Set task: Reproduce the material word for word; the images stay out.

Source material:
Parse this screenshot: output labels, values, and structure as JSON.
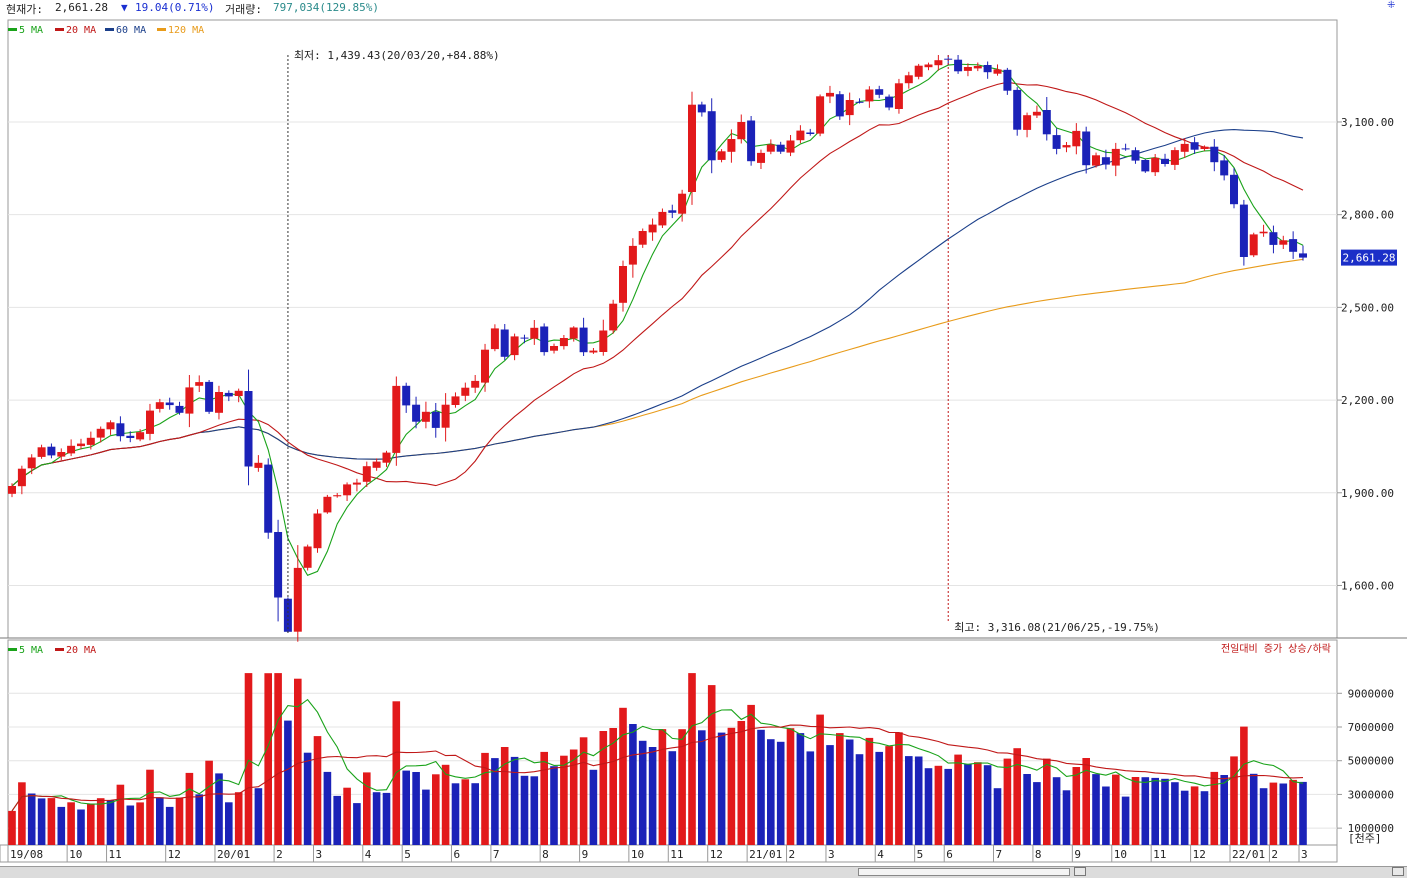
{
  "header": {
    "price_label": "현재가:",
    "price_value": "2,661.28",
    "change_arrow": "▼",
    "change_value": "19.04(0.71%)",
    "volume_label": "거래량:",
    "volume_value": "797,034(129.85%)"
  },
  "colors": {
    "up": "#e2191b",
    "down": "#1b22b8",
    "ma5": "#1aa31a",
    "ma20": "#c01818",
    "ma60": "#1b3f8a",
    "ma120": "#e89b1a",
    "grid": "#e4e4e4",
    "axis": "#9a9a9a"
  },
  "chart_data": [
    {
      "type": "candlestick",
      "period": "weekly",
      "legend": [
        "5 MA",
        "20 MA",
        "60 MA",
        "120 MA"
      ],
      "yticks": [
        "3,100.00",
        "2,800.00",
        "2,500.00",
        "2,200.00",
        "1,900.00",
        "1,600.00"
      ],
      "ylim": [
        1430,
        3430
      ],
      "xticks": [
        "19/08",
        "10",
        "11",
        "12",
        "20/01",
        "2",
        "3",
        "4",
        "5",
        "6",
        "7",
        "8",
        "9",
        "10",
        "11",
        "12",
        "21/01",
        "2",
        "3",
        "4",
        "5",
        "6",
        "7",
        "8",
        "9",
        "10",
        "11",
        "12",
        "22/01",
        "2",
        "3"
      ],
      "last_price_label": "2,661.28",
      "annotations": {
        "low": "최저: 1,439.43(20/03/20,+84.88%)",
        "high": "최고: 3,316.08(21/06/25,-19.75%)"
      },
      "close": [
        1922,
        1978,
        2014,
        2047,
        2021,
        2032,
        2052,
        2059,
        2078,
        2107,
        2128,
        2083,
        2077,
        2096,
        2166,
        2193,
        2184,
        2159,
        2241,
        2258,
        2162,
        2226,
        2212,
        2230,
        1985,
        1997,
        1771,
        1561,
        1450,
        1657,
        1726,
        1833,
        1887,
        1892,
        1927,
        1933,
        1986,
        2001,
        2030,
        2246,
        2183,
        2130,
        2162,
        2110,
        2185,
        2212,
        2240,
        2262,
        2363,
        2432,
        2340,
        2406,
        2401,
        2434,
        2355,
        2375,
        2401,
        2435,
        2355,
        2360,
        2425,
        2512,
        2634,
        2699,
        2747,
        2768,
        2809,
        2806,
        2868,
        3156,
        3131,
        2976,
        3005,
        3045,
        3100,
        2973,
        3000,
        3027,
        3004,
        3040,
        3072,
        3061,
        3183,
        3194,
        3118,
        3171,
        3165,
        3205,
        3188,
        3147,
        3225,
        3251,
        3282,
        3286,
        3300,
        3302,
        3264,
        3278,
        3281,
        3261,
        3270,
        3201,
        3075,
        3122,
        3133,
        3060,
        3013,
        3025,
        3071,
        2960,
        2992,
        2962,
        3013,
        3013,
        2975,
        2940,
        2984,
        2964,
        3009,
        3029,
        3010,
        3020,
        2970,
        2927,
        2834,
        2663,
        2736,
        2745,
        2702,
        2717,
        2680,
        2661
      ],
      "ohlc_note": "open/high/low derived in script"
    },
    {
      "type": "bar",
      "title": "volume",
      "legend": [
        "5 MA",
        "20 MA"
      ],
      "legend_right": "전일대비 증가 상승/하락",
      "yticks": [
        "9000000",
        "7000000",
        "5000000",
        "3000000",
        "1000000"
      ],
      "ylim": [
        0,
        10500000
      ],
      "unit_label": "[천주]"
    }
  ]
}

Exercise result:
Parse this screenshot: output labels, values, and structure as JSON.
{
  "header": {
    "price_label": "현재가:",
    "price_value": "2,661.28",
    "change_arrow": "▼",
    "change_value": "19.04(0.71%)",
    "volume_label": "거래량:",
    "volume_value": "797,034(129.85%)"
  },
  "colors": {
    "up": "#e2191b",
    "down": "#1b22b8",
    "ma5": "#1aa31a",
    "ma20": "#c01818",
    "ma60": "#1b3f8a",
    "ma120": "#e89b1a",
    "grid": "#e4e4e4",
    "axis": "#9a9a9a"
  },
  "chart_data": [
    {
      "type": "candlestick",
      "period": "weekly",
      "legend": [
        "5 MA",
        "20 MA",
        "60 MA",
        "120 MA"
      ],
      "yticks": [
        "3,100.00",
        "2,800.00",
        "2,500.00",
        "2,200.00",
        "1,900.00",
        "1,600.00"
      ],
      "ylim": [
        1430,
        3430
      ],
      "xticks": [
        "19/08",
        "10",
        "11",
        "12",
        "20/01",
        "2",
        "3",
        "4",
        "5",
        "6",
        "7",
        "8",
        "9",
        "10",
        "11",
        "12",
        "21/01",
        "2",
        "3",
        "4",
        "5",
        "6",
        "7",
        "8",
        "9",
        "10",
        "11",
        "12",
        "22/01",
        "2",
        "3"
      ],
      "last_price_label": "2,661.28",
      "annotations": {
        "low": "최저: 1,439.43(20/03/20,+84.88%)",
        "high": "최고: 3,316.08(21/06/25,-19.75%)"
      },
      "close": [
        1922,
        1978,
        2014,
        2047,
        2021,
        2032,
        2052,
        2059,
        2078,
        2107,
        2128,
        2083,
        2077,
        2096,
        2166,
        2193,
        2184,
        2159,
        2241,
        2258,
        2162,
        2226,
        2212,
        2230,
        1985,
        1997,
        1771,
        1561,
        1450,
        1657,
        1726,
        1833,
        1887,
        1892,
        1927,
        1933,
        1986,
        2001,
        2030,
        2246,
        2183,
        2130,
        2162,
        2110,
        2185,
        2212,
        2240,
        2262,
        2363,
        2432,
        2340,
        2406,
        2401,
        2434,
        2355,
        2375,
        2401,
        2435,
        2355,
        2360,
        2425,
        2512,
        2634,
        2699,
        2747,
        2768,
        2809,
        2806,
        2868,
        3156,
        3131,
        2976,
        3005,
        3045,
        3100,
        2973,
        3000,
        3027,
        3004,
        3040,
        3072,
        3061,
        3183,
        3194,
        3118,
        3171,
        3165,
        3205,
        3188,
        3147,
        3225,
        3251,
        3282,
        3286,
        3300,
        3302,
        3264,
        3278,
        3281,
        3261,
        3270,
        3201,
        3075,
        3122,
        3133,
        3060,
        3013,
        3025,
        3071,
        2960,
        2992,
        2962,
        3013,
        3013,
        2975,
        2940,
        2984,
        2964,
        3009,
        3029,
        3010,
        3020,
        2970,
        2927,
        2834,
        2663,
        2736,
        2745,
        2702,
        2717,
        2680,
        2661
      ],
      "ohlc_note": "open/high/low derived in script"
    },
    {
      "type": "bar",
      "title": "volume",
      "legend": [
        "5 MA",
        "20 MA"
      ],
      "legend_right": "전일대비 증가 상승/하락",
      "yticks": [
        "9000000",
        "7000000",
        "5000000",
        "3000000",
        "1000000"
      ],
      "ylim": [
        0,
        10500000
      ],
      "unit_label": "[천주]"
    }
  ]
}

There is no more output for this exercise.